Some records
◆ ◆ ◆ ◆ ◆ ◆ ◆

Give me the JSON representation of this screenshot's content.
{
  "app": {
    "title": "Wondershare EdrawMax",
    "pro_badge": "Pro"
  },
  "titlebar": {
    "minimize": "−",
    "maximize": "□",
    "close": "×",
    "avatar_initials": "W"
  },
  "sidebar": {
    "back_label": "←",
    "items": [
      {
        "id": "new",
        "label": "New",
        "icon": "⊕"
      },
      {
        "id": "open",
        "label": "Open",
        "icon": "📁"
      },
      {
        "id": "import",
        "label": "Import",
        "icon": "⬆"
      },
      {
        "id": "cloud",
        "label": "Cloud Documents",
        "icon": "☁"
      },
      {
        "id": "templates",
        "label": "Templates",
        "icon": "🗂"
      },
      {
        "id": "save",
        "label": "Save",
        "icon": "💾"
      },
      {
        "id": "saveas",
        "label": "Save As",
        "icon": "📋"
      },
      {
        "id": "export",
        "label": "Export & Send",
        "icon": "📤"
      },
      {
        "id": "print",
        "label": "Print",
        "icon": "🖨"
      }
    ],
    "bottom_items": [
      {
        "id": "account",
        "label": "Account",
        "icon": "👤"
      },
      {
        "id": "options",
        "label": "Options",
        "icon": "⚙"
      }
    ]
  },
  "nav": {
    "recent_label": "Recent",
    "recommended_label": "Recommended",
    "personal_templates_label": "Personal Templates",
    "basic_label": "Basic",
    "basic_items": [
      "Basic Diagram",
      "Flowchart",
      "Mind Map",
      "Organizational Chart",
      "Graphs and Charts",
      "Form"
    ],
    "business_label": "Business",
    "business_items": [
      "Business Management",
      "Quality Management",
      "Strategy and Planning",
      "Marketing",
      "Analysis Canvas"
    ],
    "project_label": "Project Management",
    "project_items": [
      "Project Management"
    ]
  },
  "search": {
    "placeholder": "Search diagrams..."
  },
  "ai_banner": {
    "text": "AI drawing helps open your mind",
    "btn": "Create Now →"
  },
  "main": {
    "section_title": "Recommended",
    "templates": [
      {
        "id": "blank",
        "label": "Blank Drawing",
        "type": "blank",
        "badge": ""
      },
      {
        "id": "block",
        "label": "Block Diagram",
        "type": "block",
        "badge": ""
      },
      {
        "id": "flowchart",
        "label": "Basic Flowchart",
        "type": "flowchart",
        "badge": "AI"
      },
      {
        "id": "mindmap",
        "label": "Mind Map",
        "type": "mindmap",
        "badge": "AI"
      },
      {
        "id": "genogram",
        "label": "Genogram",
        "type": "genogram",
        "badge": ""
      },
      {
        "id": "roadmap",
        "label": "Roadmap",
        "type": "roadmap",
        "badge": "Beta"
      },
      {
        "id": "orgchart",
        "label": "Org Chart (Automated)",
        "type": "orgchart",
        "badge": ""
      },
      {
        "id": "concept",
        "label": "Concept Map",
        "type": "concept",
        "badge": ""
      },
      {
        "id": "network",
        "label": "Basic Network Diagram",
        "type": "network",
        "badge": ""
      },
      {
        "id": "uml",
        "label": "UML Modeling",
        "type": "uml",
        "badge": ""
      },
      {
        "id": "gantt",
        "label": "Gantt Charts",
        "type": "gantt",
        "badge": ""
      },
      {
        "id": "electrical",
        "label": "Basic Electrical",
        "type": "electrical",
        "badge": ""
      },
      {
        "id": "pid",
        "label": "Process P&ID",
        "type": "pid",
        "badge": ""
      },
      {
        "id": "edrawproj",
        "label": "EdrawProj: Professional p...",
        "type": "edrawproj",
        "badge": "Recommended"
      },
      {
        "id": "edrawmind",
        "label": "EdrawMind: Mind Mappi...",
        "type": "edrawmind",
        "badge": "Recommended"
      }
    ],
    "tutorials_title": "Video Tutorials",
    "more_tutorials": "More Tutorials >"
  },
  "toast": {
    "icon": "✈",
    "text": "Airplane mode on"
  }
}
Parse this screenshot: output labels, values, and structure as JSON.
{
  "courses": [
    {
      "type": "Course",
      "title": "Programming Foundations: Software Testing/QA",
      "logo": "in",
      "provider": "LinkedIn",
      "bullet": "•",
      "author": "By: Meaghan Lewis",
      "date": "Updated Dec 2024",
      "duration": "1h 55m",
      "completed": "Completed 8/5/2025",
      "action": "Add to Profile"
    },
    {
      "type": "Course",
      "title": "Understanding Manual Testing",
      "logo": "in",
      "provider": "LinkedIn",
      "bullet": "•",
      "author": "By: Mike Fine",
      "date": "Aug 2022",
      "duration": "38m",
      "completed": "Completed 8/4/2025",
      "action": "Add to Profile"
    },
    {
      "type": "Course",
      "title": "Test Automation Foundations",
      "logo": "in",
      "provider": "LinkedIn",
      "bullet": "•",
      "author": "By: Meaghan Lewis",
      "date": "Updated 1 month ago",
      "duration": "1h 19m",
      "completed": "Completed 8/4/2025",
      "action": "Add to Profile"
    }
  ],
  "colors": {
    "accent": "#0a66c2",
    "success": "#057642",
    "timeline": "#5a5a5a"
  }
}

◆ ◆ ◆ ◆ ◆ ◆ ◆

● **Work to complete**
Copy the data above exactly. Every line must be included.

● **Reply**
Give me the JSON representation of this screenshot's content.
{
  "app": {
    "title": "Wondershare EdrawMax",
    "pro_badge": "Pro"
  },
  "titlebar": {
    "minimize": "−",
    "maximize": "□",
    "close": "×",
    "avatar_initials": "W"
  },
  "sidebar": {
    "back_label": "←",
    "items": [
      {
        "id": "new",
        "label": "New",
        "icon": "⊕"
      },
      {
        "id": "open",
        "label": "Open",
        "icon": "📁"
      },
      {
        "id": "import",
        "label": "Import",
        "icon": "⬆"
      },
      {
        "id": "cloud",
        "label": "Cloud Documents",
        "icon": "☁"
      },
      {
        "id": "templates",
        "label": "Templates",
        "icon": "🗂"
      },
      {
        "id": "save",
        "label": "Save",
        "icon": "💾"
      },
      {
        "id": "saveas",
        "label": "Save As",
        "icon": "📋"
      },
      {
        "id": "export",
        "label": "Export & Send",
        "icon": "📤"
      },
      {
        "id": "print",
        "label": "Print",
        "icon": "🖨"
      }
    ],
    "bottom_items": [
      {
        "id": "account",
        "label": "Account",
        "icon": "👤"
      },
      {
        "id": "options",
        "label": "Options",
        "icon": "⚙"
      }
    ]
  },
  "nav": {
    "recent_label": "Recent",
    "recommended_label": "Recommended",
    "personal_templates_label": "Personal Templates",
    "basic_label": "Basic",
    "basic_items": [
      "Basic Diagram",
      "Flowchart",
      "Mind Map",
      "Organizational Chart",
      "Graphs and Charts",
      "Form"
    ],
    "business_label": "Business",
    "business_items": [
      "Business Management",
      "Quality Management",
      "Strategy and Planning",
      "Marketing",
      "Analysis Canvas"
    ],
    "project_label": "Project Management",
    "project_items": [
      "Project Management"
    ]
  },
  "search": {
    "placeholder": "Search diagrams..."
  },
  "ai_banner": {
    "text": "AI drawing helps open your mind",
    "btn": "Create Now →"
  },
  "main": {
    "section_title": "Recommended",
    "templates": [
      {
        "id": "blank",
        "label": "Blank Drawing",
        "type": "blank",
        "badge": ""
      },
      {
        "id": "block",
        "label": "Block Diagram",
        "type": "block",
        "badge": ""
      },
      {
        "id": "flowchart",
        "label": "Basic Flowchart",
        "type": "flowchart",
        "badge": "AI"
      },
      {
        "id": "mindmap",
        "label": "Mind Map",
        "type": "mindmap",
        "badge": "AI"
      },
      {
        "id": "genogram",
        "label": "Genogram",
        "type": "genogram",
        "badge": ""
      },
      {
        "id": "roadmap",
        "label": "Roadmap",
        "type": "roadmap",
        "badge": "Beta"
      },
      {
        "id": "orgchart",
        "label": "Org Chart (Automated)",
        "type": "orgchart",
        "badge": ""
      },
      {
        "id": "concept",
        "label": "Concept Map",
        "type": "concept",
        "badge": ""
      },
      {
        "id": "network",
        "label": "Basic Network Diagram",
        "type": "network",
        "badge": ""
      },
      {
        "id": "uml",
        "label": "UML Modeling",
        "type": "uml",
        "badge": ""
      },
      {
        "id": "gantt",
        "label": "Gantt Charts",
        "type": "gantt",
        "badge": ""
      },
      {
        "id": "electrical",
        "label": "Basic Electrical",
        "type": "electrical",
        "badge": ""
      },
      {
        "id": "pid",
        "label": "Process P&ID",
        "type": "pid",
        "badge": ""
      },
      {
        "id": "edrawproj",
        "label": "EdrawProj: Professional p...",
        "type": "edrawproj",
        "badge": "Recommended"
      },
      {
        "id": "edrawmind",
        "label": "EdrawMind: Mind Mappi...",
        "type": "edrawmind",
        "badge": "Recommended"
      }
    ],
    "tutorials_title": "Video Tutorials",
    "more_tutorials": "More Tutorials >"
  },
  "toast": {
    "icon": "✈",
    "text": "Airplane mode on"
  }
}
Parse this screenshot: output labels, values, and structure as JSON.
{
  "courses": [
    {
      "type": "Course",
      "title": "Programming Foundations: Software Testing/QA",
      "logo": "in",
      "provider": "LinkedIn",
      "bullet": "•",
      "author": "By: Meaghan Lewis",
      "date": "Updated Dec 2024",
      "duration": "1h 55m",
      "completed": "Completed 8/5/2025",
      "action": "Add to Profile"
    },
    {
      "type": "Course",
      "title": "Understanding Manual Testing",
      "logo": "in",
      "provider": "LinkedIn",
      "bullet": "•",
      "author": "By: Mike Fine",
      "date": "Aug 2022",
      "duration": "38m",
      "completed": "Completed 8/4/2025",
      "action": "Add to Profile"
    },
    {
      "type": "Course",
      "title": "Test Automation Foundations",
      "logo": "in",
      "provider": "LinkedIn",
      "bullet": "•",
      "author": "By: Meaghan Lewis",
      "date": "Updated 1 month ago",
      "duration": "1h 19m",
      "completed": "Completed 8/4/2025",
      "action": "Add to Profile"
    }
  ],
  "colors": {
    "accent": "#0a66c2",
    "success": "#057642",
    "timeline": "#5a5a5a"
  }
}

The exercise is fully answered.